EXCERPT PROVIDED:
============================================================

Type alias / declaration abuse in Go

The power of habits

Most of us while switching to a new programming language try to bring habits and ideas from technologies we used before. There are applicable ideas and ideas that conflict with how the new language is designed and supposed to be used.

When you try to bring ideas from second category problems arise. You make the code look like what you used to in last years. You try to make solutions look similar to how you would do it in language that you have used before.

When that happens, other people in the team will start to complain about you making code hard to read. They will complain that the API you have designed is hard to use. And that it is not the "language way" to do things.

It just happened that I am the person who will start complain first as soon as I would see that person tries to do things, not in the way things supposed to be done.

This post is the read for people who switched to Golang and specifically who are trying to bring super - duper type safety to the language.

============================================================

INFORMATION GIVEN:
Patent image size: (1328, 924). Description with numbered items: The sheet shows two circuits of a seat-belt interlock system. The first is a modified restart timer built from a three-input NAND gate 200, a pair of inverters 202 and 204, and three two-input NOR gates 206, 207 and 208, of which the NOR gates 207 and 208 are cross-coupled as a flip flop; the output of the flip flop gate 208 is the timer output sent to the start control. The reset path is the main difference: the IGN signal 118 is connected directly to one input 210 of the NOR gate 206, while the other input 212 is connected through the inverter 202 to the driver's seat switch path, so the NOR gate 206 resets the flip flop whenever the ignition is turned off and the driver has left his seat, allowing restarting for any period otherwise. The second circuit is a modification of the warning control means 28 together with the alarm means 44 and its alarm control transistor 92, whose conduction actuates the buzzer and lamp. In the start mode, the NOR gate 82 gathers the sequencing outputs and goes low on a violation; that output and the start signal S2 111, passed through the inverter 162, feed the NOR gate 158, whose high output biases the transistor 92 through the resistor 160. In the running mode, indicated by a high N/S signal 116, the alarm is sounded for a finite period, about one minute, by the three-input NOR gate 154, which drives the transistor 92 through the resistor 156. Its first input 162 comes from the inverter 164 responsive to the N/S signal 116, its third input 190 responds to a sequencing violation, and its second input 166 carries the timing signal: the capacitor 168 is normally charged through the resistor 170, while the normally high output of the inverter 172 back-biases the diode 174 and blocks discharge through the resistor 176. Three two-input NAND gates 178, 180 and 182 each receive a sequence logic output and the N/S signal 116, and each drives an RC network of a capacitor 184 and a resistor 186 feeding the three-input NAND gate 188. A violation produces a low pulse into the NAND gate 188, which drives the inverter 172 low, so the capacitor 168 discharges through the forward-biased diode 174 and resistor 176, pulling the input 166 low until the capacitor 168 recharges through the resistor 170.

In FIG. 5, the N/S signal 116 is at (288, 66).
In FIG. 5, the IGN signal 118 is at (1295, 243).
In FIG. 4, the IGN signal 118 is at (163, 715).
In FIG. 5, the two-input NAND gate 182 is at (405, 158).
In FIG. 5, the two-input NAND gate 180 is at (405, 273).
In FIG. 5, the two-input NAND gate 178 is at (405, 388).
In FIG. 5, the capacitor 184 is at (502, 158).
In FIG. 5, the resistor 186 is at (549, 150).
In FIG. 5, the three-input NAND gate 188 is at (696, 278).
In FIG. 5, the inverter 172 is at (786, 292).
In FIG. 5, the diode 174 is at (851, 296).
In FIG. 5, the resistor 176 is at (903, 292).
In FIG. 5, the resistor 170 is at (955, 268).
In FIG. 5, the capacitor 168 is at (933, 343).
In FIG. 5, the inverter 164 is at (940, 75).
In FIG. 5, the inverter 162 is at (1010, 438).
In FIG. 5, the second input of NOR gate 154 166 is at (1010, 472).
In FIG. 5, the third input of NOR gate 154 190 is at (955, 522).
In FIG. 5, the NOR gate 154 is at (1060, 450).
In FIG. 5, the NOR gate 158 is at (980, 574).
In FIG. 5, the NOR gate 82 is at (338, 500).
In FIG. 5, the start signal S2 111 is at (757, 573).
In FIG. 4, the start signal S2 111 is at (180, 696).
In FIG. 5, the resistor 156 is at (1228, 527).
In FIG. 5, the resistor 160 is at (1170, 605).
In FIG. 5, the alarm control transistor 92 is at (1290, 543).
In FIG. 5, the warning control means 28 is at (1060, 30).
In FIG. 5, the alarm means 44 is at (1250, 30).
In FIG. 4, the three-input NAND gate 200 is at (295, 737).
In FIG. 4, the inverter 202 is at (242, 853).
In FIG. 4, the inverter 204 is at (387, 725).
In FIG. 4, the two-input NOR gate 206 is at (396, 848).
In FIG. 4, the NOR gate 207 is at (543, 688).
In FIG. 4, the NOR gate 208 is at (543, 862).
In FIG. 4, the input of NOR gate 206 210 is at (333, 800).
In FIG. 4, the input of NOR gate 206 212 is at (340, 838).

============================================================

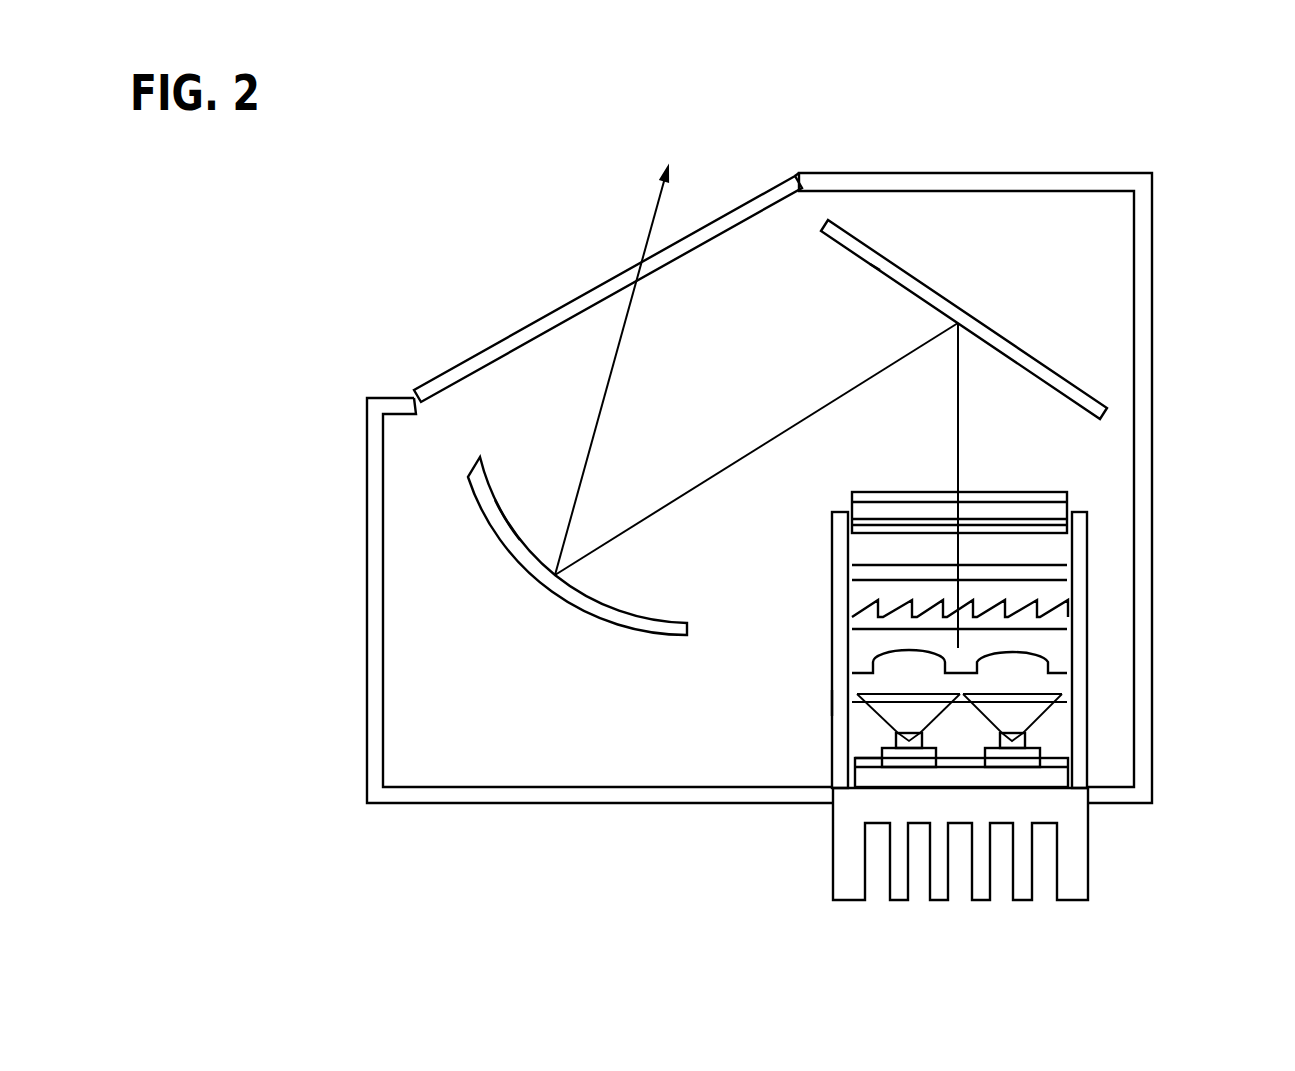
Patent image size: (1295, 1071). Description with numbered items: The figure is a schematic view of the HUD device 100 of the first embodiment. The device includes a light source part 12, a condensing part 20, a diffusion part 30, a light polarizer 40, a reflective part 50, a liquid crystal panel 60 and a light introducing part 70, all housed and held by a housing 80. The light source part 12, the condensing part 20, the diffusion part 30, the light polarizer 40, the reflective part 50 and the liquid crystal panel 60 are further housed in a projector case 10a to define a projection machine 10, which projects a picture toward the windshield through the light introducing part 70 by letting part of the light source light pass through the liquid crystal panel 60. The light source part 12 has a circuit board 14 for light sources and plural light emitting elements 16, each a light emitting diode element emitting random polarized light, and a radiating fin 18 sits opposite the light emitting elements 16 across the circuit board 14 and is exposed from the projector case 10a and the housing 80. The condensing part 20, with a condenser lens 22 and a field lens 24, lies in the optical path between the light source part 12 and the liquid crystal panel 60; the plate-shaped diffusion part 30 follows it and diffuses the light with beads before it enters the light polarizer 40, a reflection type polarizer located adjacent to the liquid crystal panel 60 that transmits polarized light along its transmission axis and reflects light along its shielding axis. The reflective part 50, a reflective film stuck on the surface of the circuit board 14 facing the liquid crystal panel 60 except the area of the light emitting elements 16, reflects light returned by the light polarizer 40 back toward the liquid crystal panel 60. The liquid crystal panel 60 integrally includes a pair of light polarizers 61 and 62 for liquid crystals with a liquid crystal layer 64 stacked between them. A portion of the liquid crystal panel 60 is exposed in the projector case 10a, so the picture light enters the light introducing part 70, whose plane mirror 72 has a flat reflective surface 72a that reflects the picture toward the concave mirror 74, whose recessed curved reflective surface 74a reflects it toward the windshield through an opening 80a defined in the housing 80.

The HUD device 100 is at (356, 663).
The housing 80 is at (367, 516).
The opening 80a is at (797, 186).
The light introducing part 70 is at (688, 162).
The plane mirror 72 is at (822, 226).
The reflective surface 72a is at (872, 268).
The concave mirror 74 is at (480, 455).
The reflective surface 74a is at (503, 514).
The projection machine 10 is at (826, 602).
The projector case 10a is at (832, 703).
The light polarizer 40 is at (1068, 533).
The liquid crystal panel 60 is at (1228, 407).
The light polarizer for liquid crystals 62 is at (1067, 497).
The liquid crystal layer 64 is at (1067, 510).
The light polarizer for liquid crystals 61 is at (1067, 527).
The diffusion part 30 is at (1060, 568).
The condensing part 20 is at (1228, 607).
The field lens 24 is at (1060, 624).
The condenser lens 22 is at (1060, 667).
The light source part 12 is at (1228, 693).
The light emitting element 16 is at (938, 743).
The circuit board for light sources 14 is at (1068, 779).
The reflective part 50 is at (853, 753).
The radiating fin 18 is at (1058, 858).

============================================================

Extend the post on type alias and declaration abuse in Go, picking up after its final sentence.

THE RESULT:
I want to show and discuss a real example of how someone can misinterpret language feature and start abusing it to achieve some calmness of willing to bring his/her previous experience.

But first let's list essential ideas, principles, best practices that you can use in almost any language.

Essential ideas / principles / good practices

There are essential ideas and principles that can be used universally in any language or technology:

How can we describe good code? Code which:

  • Has good names
  • Testable
  • Maintainable
  • Well formatted
  • Well structured
  • Easy to change
  • Simple, focused, short

How can you archive that?

  • Consistently decompose processes and hierarchies into small parts. (Split data transformations into small, independent steps).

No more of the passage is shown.